### Given instruction
Collect every line below that contains the word "jednakże".

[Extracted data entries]
^^^^^^^^

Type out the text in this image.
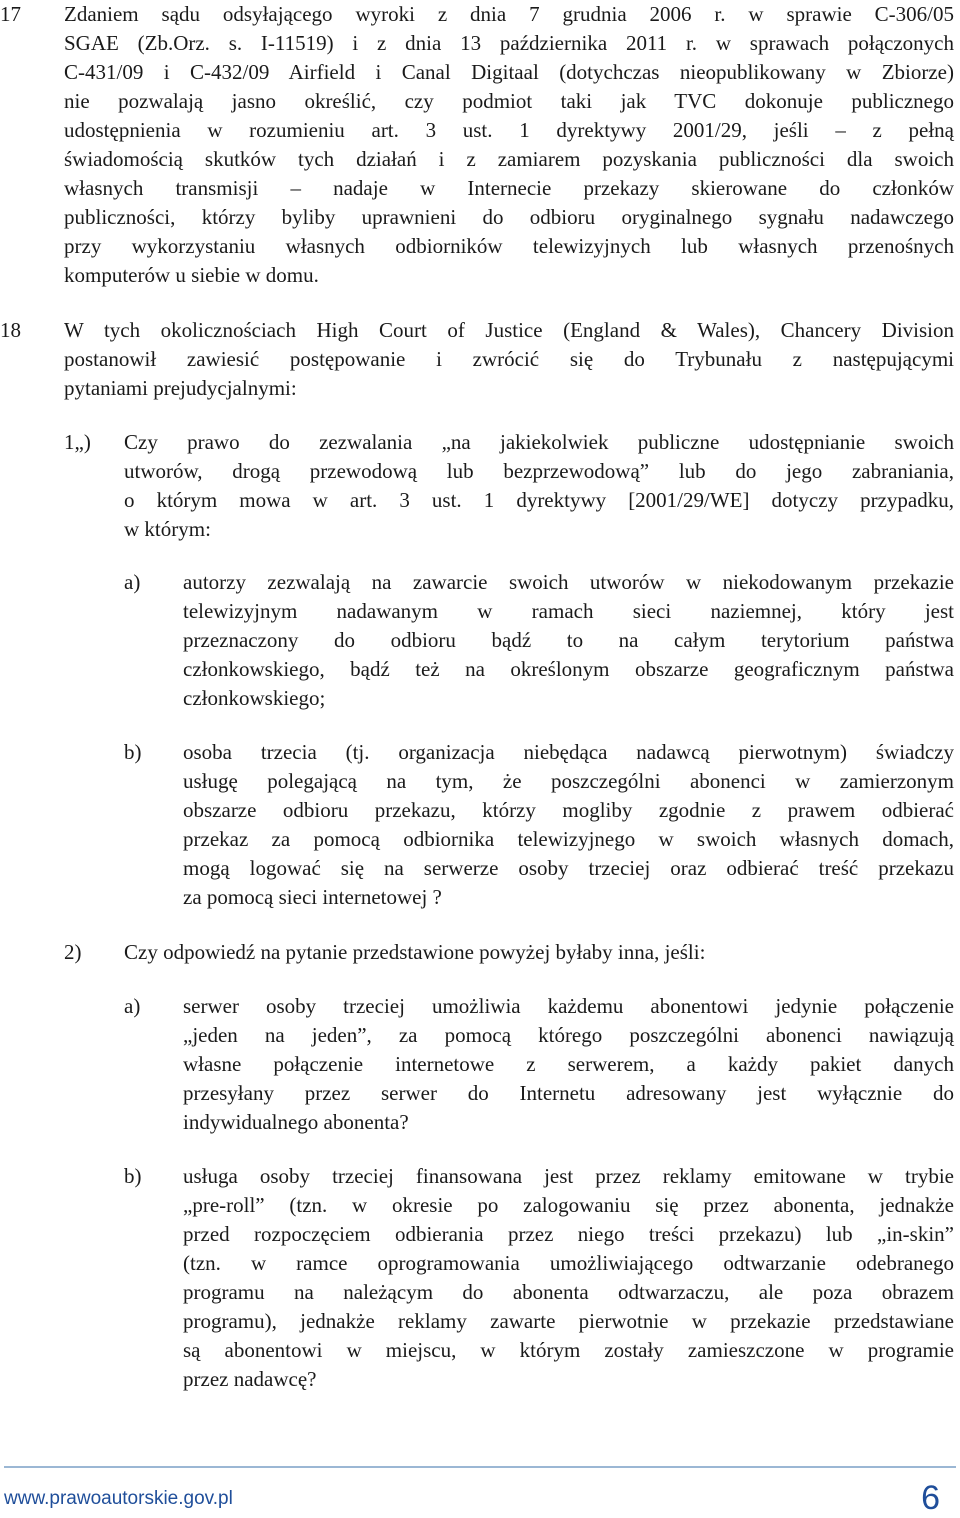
17	Zdaniem sądu odsyłającego wyroki z dnia 7 grudnia 2006 r. w sprawie C-306/05
SGAE (Zb.Orz. s. I-11519) i z dnia 13 października 2011 r. w sprawach połączonych
C-431/09 i C-432/09 Airfield i Canal Digitaal (dotychczas nieopublikowany w Zbiorze)
nie pozwalają jasno określić, czy podmiot taki jak TVC dokonuje publicznego
udostępnienia w rozumieniu art. 3 ust. 1 dyrektywy 2001/29, jeśli – z pełną
świadomością skutków tych działań i z zamiarem pozyskania publiczności dla swoich
własnych transmisji – nadaje w Internecie przekazy skierowane do członków
publiczności, którzy byliby uprawnieni do odbioru oryginalnego sygnału nadawczego
przy wykorzystaniu własnych odbiorników telewizyjnych lub własnych przenośnych
komputerów u siebie w domu.
18	W tych okolicznościach High Court of Justice (England & Wales), Chancery Division
postanowił zawiesić postępowanie i zwrócić się do Trybunału z następującymi
pytaniami prejudycjalnymi:
1„) Czy prawo do zezwalania „na jakiekolwiek publiczne udostępnianie swoich
utworów, drogą przewodową lub bezprzewodową” lub do jego zabraniania,
o którym mowa w art. 3 ust. 1 dyrektywy [2001/29/WE] dotyczy przypadku,
w którym:
a) autorzy zezwalają na zawarcie swoich utworów w niekodowanym przekazie
telewizyjnym nadawanym w ramach sieci naziemnej, który jest
przeznaczony do odbioru bądź to na całym terytorium państwa
członkowskiego, bądź też na określonym obszarze geograficznym państwa
członkowskiego;
b) osoba trzecia (tj. organizacja niebędąca nadawcą pierwotnym) świadczy
usługę polegającą na tym, że poszczególni abonenci w zamierzonym
obszarze odbioru przekazu, którzy mogliby zgodnie z prawem odbierać
przekaz za pomocą odbiornika telewizyjnego w swoich własnych domach,
mogą logować się na serwerze osoby trzeciej oraz odbierać treść przekazu
za pomocą sieci internetowej ?
2) Czy odpowiedź na pytanie przedstawione powyżej byłaby inna, jeśli:
a) serwer osoby trzeciej umożliwia każdemu abonentowi jedynie połączenie
„jeden na jeden”, za pomocą którego poszczególni abonenci nawiązują
własne połączenie internetowe z serwerem, a każdy pakiet danych
przesyłany przez serwer do Internetu adresowany jest wyłącznie do
indywidualnego abonenta?
b) usługa osoby trzeciej finansowana jest przez reklamy emitowane w trybie
„pre-roll” (tzn. w okresie po zalogowaniu się przez abonenta, jednakże
przed rozpoczęciem odbierania przez niego treści przekazu) lub „in-skin”
(tzn. w ramce oprogramowania umożliwiającego odtwarzanie odebranego
programu na należącym do abonenta odtwarzaczu, ale poza obrazem
programu), jednakże reklamy zawarte pierwotnie w przekazie przedstawiane
są abonentowi w miejscu, w którym zostały zamieszczone w programie
przez nadawcę?
www.prawoautorskie.gov.pl	6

^^^^^^^^

### Expected answer
„pre-roll” (tzn. w okresie po zalogowaniu się przez abonenta, jednakże
programu), jednakże reklamy zawarte pierwotnie w przekazie przedstawiane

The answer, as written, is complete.